++++ Data listing

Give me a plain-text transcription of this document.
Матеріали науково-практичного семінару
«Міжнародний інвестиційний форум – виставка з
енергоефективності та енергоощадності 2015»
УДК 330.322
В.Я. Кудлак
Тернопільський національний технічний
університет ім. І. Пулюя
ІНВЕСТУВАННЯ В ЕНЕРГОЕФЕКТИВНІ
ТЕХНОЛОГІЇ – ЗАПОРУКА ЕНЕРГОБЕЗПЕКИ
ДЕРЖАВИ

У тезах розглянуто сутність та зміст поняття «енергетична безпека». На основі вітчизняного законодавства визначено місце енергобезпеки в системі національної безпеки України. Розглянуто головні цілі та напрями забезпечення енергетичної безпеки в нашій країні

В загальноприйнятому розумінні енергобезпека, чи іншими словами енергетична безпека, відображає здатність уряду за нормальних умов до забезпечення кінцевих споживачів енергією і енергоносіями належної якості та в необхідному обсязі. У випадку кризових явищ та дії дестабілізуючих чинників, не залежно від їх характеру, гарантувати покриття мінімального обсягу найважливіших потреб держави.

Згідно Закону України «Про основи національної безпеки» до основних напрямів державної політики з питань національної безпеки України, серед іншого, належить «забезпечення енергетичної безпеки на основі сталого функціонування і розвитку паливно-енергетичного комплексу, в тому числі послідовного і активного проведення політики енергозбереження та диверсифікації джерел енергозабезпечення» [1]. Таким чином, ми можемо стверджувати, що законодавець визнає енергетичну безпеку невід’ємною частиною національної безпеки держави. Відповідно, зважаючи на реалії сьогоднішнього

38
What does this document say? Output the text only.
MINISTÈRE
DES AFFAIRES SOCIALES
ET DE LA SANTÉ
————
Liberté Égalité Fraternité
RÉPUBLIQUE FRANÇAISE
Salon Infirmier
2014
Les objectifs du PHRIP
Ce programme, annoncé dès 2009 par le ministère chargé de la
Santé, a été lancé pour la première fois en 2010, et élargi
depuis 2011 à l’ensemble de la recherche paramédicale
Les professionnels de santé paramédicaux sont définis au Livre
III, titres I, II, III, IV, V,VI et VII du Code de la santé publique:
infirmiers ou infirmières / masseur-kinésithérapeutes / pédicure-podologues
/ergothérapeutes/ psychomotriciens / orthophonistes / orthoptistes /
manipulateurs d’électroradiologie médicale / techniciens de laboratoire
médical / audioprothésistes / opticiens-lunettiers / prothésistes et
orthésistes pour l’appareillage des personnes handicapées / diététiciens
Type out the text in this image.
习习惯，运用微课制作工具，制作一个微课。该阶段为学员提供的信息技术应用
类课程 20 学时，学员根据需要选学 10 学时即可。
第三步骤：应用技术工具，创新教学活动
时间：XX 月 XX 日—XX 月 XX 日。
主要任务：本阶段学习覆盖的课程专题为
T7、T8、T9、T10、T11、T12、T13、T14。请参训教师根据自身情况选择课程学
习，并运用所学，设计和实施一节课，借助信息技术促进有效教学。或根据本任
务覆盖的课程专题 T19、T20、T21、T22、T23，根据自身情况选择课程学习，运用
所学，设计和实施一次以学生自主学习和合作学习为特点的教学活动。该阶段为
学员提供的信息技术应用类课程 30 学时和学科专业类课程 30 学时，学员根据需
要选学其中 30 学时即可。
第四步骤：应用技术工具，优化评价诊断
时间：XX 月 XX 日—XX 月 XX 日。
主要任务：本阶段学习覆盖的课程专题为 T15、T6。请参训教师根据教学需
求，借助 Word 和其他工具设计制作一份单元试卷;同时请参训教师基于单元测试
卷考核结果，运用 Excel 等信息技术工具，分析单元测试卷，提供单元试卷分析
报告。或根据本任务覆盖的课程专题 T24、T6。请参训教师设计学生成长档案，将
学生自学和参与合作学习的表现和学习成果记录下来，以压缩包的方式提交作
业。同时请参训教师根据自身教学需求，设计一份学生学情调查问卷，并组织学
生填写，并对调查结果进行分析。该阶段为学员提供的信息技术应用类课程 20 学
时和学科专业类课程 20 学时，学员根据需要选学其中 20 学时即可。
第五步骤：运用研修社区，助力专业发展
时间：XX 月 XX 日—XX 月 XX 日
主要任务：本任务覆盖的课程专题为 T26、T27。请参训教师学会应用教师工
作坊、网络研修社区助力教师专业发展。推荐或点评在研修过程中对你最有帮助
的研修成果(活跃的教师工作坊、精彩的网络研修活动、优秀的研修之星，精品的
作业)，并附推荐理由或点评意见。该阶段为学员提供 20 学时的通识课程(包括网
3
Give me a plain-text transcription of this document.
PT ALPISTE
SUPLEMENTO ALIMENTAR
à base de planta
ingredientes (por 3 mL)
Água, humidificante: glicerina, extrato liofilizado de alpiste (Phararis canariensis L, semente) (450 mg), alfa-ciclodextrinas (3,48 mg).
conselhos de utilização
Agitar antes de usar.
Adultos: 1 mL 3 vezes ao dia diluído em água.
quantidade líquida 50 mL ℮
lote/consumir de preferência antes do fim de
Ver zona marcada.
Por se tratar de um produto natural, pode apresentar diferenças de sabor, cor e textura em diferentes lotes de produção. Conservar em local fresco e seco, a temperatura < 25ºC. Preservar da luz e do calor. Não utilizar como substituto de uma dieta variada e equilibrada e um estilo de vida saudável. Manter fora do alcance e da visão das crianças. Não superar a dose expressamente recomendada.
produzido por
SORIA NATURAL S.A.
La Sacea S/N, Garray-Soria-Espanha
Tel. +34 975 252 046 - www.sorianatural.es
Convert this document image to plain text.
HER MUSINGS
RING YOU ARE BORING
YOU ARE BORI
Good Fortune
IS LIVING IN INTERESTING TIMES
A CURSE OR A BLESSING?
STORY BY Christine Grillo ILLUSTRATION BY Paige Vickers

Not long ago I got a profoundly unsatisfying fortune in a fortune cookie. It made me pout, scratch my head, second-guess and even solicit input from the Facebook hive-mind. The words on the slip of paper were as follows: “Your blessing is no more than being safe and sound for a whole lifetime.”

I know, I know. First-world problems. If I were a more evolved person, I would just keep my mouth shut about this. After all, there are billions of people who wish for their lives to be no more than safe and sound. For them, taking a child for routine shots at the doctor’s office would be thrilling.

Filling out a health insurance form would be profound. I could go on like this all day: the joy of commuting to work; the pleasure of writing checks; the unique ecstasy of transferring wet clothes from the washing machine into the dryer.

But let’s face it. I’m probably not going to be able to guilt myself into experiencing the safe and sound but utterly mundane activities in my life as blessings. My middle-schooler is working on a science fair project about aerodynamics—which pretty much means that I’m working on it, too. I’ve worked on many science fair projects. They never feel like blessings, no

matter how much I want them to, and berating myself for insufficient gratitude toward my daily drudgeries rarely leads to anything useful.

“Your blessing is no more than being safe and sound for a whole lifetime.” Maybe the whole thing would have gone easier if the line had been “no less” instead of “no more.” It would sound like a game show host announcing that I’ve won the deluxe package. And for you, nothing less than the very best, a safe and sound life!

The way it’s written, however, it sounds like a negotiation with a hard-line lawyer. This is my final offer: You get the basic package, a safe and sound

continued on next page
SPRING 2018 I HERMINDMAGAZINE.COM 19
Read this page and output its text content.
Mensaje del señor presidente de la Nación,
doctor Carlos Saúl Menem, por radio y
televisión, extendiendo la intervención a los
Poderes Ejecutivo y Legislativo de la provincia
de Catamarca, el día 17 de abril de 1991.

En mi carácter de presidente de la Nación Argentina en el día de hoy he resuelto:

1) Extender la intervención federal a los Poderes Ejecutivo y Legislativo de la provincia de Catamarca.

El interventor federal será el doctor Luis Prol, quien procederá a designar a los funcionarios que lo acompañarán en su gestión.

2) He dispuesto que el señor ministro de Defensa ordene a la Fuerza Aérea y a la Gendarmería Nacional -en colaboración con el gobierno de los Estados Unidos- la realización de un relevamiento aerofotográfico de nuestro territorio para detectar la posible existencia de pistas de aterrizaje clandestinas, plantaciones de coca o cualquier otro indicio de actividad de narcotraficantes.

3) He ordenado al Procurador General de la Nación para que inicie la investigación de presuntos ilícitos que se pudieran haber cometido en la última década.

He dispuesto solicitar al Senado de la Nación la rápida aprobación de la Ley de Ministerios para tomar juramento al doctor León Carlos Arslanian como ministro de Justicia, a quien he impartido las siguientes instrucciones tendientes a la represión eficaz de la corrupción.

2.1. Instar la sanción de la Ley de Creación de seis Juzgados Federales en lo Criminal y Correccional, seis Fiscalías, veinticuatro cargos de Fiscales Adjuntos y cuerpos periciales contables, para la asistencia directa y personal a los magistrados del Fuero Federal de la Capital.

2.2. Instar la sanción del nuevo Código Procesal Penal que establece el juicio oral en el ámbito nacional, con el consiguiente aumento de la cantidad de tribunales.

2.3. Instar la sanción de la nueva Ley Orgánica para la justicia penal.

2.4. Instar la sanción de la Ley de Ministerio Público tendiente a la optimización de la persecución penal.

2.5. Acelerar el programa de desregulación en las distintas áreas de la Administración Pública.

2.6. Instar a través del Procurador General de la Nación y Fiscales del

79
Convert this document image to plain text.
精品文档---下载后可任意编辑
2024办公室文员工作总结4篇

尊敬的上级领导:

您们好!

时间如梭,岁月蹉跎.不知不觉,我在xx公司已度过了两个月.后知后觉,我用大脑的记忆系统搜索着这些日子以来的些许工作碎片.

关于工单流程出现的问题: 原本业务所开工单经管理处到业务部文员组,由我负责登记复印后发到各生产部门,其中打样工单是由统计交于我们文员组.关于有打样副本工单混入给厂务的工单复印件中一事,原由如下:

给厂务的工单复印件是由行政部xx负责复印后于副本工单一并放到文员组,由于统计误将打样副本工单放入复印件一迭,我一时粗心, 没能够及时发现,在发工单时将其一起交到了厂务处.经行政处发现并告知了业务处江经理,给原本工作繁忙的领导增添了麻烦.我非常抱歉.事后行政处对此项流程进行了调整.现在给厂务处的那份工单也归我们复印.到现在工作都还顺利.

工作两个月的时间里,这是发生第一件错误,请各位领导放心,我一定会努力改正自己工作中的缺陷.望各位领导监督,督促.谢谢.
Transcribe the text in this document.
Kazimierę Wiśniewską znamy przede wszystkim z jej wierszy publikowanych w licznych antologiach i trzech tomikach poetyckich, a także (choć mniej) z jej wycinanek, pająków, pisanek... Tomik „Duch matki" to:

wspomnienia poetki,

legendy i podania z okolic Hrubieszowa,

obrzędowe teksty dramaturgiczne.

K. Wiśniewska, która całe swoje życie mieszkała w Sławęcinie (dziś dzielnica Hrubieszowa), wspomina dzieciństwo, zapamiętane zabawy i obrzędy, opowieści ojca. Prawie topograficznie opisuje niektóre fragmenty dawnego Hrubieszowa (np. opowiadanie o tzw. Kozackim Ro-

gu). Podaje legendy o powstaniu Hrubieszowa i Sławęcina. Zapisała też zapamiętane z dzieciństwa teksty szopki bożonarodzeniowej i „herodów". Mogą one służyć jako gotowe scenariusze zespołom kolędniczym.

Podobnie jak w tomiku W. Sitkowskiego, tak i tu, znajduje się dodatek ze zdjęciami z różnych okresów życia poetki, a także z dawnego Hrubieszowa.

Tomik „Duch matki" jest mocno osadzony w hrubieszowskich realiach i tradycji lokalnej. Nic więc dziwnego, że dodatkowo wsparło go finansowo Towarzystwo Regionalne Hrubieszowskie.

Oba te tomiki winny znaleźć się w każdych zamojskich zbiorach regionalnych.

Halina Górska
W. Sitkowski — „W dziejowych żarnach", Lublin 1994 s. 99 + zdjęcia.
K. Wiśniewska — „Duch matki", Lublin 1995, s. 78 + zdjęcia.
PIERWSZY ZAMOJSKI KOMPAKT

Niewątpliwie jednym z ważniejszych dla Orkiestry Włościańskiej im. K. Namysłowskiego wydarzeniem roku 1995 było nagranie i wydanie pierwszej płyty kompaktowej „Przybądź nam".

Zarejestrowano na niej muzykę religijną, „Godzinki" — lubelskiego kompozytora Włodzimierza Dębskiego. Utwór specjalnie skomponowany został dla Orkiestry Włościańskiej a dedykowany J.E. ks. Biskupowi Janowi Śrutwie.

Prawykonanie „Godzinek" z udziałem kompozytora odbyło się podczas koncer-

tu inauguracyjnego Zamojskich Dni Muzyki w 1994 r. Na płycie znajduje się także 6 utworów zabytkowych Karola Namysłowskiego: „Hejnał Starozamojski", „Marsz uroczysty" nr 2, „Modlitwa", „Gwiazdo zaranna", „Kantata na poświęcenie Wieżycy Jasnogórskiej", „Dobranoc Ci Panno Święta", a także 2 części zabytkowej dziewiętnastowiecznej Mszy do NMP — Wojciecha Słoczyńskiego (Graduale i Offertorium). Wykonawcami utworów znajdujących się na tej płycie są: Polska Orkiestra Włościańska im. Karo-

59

++++++++

**Work to do**
Count every line of the records that holds "pour". State the number, nothing else.

**Answer to the exercise**
2